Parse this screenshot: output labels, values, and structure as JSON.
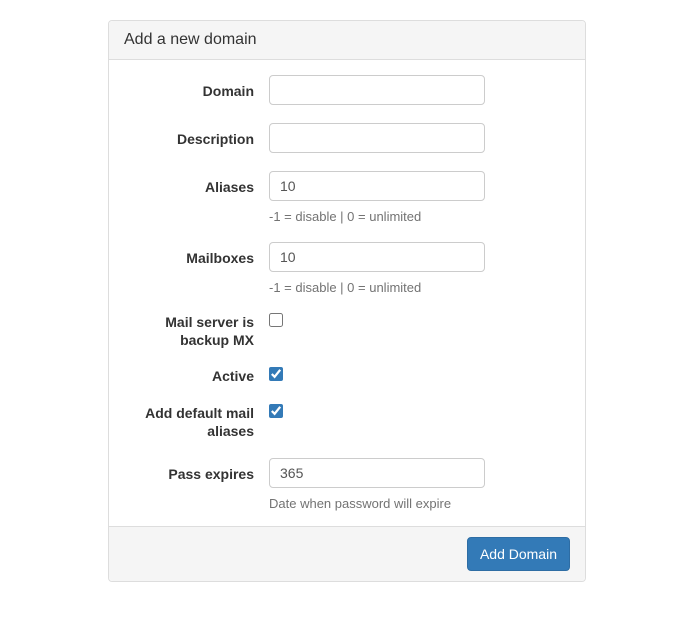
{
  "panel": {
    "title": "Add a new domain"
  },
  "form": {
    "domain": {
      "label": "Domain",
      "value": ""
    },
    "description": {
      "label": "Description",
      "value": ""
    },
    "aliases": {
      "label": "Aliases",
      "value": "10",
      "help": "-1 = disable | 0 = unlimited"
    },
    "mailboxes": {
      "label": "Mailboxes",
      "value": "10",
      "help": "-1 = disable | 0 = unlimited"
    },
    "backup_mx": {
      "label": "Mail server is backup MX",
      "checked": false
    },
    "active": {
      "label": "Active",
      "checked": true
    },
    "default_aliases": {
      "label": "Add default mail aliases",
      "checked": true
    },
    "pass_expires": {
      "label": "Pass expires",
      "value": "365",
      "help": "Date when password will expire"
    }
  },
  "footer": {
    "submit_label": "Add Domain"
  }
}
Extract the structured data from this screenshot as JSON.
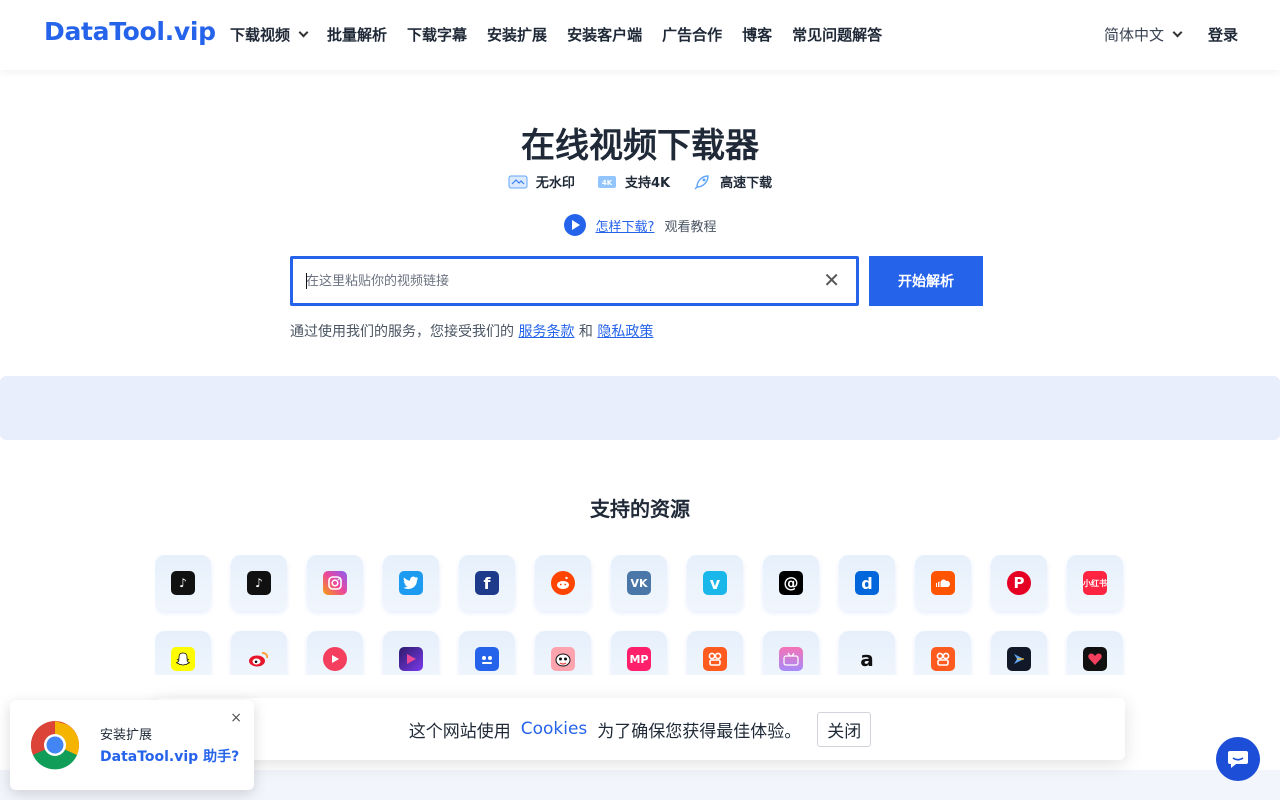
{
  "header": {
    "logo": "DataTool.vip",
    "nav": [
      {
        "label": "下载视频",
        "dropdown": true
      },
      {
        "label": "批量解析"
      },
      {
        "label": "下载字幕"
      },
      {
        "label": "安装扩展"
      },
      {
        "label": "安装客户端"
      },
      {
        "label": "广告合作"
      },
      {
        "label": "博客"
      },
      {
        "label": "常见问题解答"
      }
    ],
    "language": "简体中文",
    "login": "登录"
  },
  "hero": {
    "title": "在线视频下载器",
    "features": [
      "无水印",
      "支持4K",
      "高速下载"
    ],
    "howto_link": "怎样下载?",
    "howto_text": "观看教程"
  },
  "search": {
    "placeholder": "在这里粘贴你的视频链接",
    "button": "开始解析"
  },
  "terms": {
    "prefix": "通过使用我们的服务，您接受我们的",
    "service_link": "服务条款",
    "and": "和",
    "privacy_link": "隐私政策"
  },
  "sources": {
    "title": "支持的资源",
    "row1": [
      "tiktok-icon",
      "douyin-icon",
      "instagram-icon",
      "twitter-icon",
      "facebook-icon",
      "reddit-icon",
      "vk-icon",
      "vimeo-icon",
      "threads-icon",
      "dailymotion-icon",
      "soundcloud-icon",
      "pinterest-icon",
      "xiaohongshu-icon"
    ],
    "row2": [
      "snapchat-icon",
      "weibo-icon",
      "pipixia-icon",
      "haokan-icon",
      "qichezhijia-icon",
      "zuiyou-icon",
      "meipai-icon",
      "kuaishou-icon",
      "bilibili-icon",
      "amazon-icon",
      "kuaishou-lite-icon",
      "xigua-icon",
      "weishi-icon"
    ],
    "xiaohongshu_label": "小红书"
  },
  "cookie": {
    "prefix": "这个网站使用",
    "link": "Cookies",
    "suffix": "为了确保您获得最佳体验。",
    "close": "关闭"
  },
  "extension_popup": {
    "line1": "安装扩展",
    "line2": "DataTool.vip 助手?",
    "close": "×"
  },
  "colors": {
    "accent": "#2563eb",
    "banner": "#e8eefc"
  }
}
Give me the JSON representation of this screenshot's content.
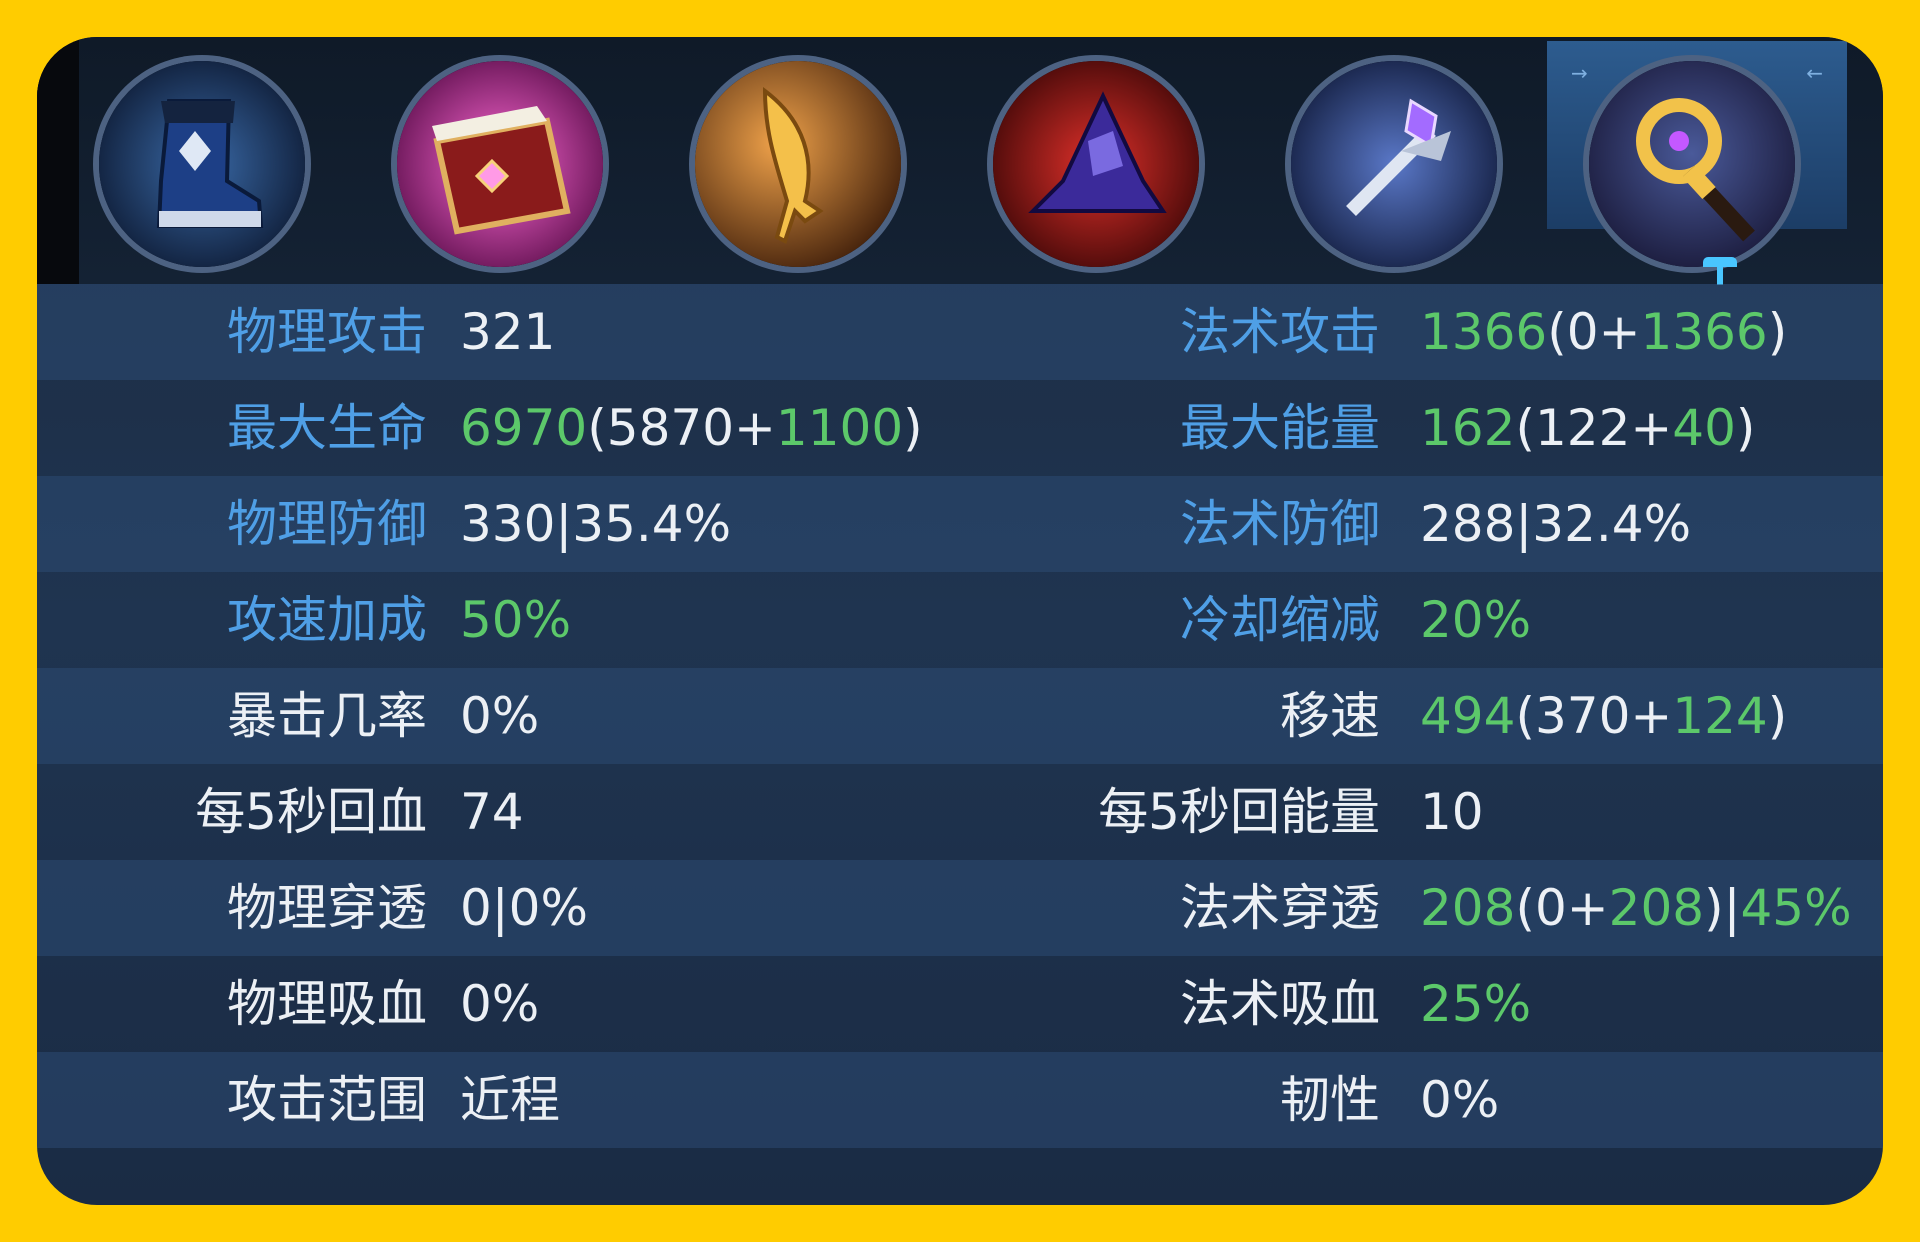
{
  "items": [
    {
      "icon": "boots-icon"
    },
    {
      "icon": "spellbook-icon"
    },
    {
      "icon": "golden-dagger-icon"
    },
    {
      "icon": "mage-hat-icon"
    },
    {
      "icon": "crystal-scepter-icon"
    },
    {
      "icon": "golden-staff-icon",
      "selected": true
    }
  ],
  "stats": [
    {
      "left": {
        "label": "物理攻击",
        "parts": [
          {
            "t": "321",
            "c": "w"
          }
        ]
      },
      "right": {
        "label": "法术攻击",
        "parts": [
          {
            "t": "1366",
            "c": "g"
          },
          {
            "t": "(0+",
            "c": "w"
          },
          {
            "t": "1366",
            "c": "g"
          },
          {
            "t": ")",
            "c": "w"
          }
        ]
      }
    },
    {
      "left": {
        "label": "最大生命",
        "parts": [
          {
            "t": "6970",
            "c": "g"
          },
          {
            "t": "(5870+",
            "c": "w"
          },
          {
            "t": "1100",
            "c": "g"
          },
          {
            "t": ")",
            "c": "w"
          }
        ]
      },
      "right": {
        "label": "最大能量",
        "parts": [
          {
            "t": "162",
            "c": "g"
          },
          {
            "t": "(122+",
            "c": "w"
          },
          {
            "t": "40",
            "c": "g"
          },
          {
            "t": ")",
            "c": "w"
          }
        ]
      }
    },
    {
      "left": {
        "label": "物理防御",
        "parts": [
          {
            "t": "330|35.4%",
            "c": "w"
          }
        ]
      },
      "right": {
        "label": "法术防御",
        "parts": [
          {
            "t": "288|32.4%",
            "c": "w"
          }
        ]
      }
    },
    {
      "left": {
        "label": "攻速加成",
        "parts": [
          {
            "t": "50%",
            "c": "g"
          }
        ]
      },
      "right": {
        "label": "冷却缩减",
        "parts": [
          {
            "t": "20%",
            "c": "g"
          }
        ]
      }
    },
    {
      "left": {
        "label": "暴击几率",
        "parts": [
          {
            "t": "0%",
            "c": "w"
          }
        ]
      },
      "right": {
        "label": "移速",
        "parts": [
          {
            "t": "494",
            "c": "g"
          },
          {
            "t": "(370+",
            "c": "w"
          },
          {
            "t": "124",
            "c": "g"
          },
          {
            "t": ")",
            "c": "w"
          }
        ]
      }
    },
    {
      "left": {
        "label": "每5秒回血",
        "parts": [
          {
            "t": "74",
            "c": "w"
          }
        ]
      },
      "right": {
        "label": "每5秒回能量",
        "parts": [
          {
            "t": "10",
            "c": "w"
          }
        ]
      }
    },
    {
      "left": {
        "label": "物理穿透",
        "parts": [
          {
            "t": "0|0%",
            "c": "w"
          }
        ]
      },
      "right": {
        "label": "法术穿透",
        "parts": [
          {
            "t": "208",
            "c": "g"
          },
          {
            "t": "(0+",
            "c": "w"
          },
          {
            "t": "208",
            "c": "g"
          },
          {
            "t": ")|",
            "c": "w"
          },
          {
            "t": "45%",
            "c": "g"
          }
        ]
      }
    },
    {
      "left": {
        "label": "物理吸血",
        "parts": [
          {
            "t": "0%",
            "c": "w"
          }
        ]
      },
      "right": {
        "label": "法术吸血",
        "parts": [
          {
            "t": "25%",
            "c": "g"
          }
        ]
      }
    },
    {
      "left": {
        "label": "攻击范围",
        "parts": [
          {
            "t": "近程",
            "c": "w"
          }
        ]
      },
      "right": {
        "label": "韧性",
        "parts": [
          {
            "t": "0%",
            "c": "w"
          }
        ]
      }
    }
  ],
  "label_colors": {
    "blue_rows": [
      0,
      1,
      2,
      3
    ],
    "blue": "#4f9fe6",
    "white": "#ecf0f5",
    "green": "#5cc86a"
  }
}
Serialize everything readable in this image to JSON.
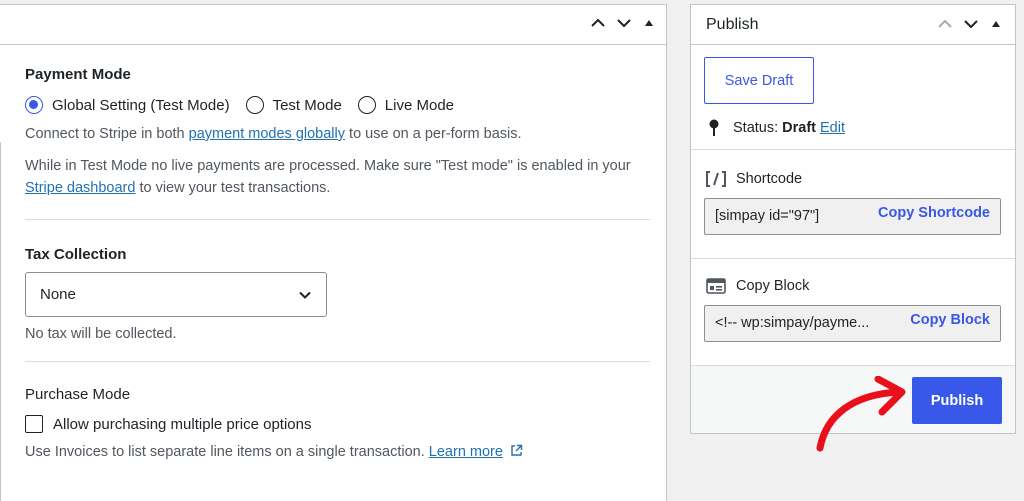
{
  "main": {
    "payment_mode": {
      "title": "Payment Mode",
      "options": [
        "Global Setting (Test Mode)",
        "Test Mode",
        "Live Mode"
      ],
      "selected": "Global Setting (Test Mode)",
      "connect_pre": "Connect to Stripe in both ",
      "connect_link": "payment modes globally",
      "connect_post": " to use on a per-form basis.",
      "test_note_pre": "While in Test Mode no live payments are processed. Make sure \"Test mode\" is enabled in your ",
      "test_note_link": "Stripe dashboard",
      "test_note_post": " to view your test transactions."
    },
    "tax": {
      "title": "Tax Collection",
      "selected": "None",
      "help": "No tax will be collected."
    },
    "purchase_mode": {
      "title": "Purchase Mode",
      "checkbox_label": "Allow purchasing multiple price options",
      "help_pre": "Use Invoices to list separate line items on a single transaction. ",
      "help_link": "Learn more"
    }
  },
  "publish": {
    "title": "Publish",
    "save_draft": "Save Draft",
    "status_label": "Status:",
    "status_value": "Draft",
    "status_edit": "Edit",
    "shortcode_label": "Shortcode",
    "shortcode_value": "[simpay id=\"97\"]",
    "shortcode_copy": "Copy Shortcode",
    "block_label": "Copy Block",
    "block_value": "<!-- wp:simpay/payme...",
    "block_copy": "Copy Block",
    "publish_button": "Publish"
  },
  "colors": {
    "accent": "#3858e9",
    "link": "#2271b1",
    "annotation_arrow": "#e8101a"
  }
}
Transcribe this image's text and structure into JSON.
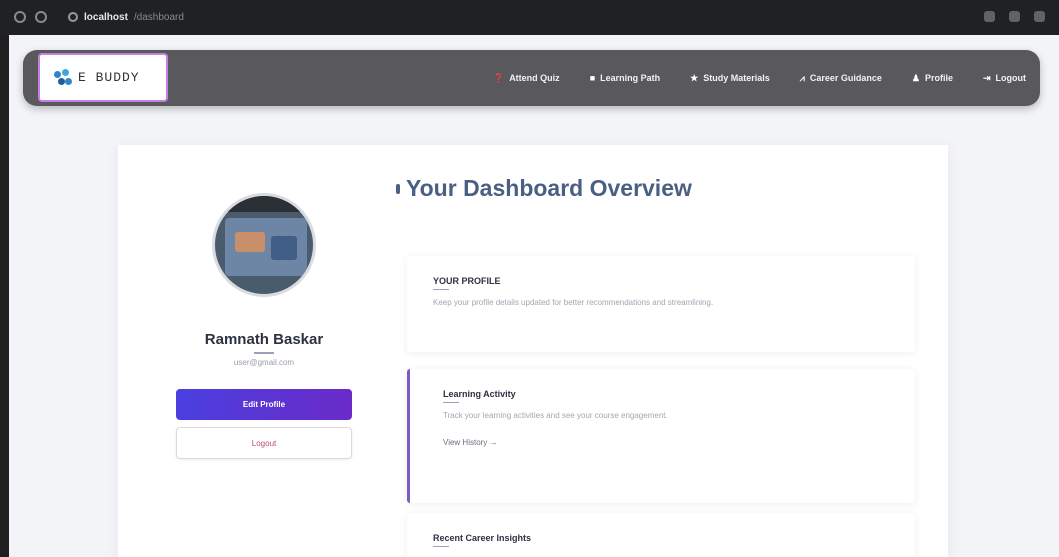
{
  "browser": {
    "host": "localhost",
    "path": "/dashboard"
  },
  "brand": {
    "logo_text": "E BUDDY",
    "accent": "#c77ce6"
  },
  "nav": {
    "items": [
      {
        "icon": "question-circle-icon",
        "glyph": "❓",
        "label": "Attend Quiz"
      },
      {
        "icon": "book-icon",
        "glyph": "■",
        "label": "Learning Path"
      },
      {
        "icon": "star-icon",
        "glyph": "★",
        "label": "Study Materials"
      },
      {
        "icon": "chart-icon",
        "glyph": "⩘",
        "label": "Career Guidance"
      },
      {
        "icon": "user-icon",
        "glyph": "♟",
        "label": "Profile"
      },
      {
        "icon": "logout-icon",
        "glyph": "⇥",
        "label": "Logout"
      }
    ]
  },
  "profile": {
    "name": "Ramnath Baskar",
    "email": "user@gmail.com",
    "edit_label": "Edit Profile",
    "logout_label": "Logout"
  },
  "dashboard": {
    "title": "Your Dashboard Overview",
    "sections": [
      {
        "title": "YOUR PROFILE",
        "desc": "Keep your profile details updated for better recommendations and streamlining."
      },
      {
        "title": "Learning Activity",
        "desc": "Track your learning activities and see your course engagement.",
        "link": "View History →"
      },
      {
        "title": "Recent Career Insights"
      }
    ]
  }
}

### REQUIREMENTS
Only lines with "DataTool" are wanted here; list each of them.

### SOLUTION FOR THIS EXERCISE
    "logo": "DataTool.vip",
    "line2": "DataTool.vip 助手?",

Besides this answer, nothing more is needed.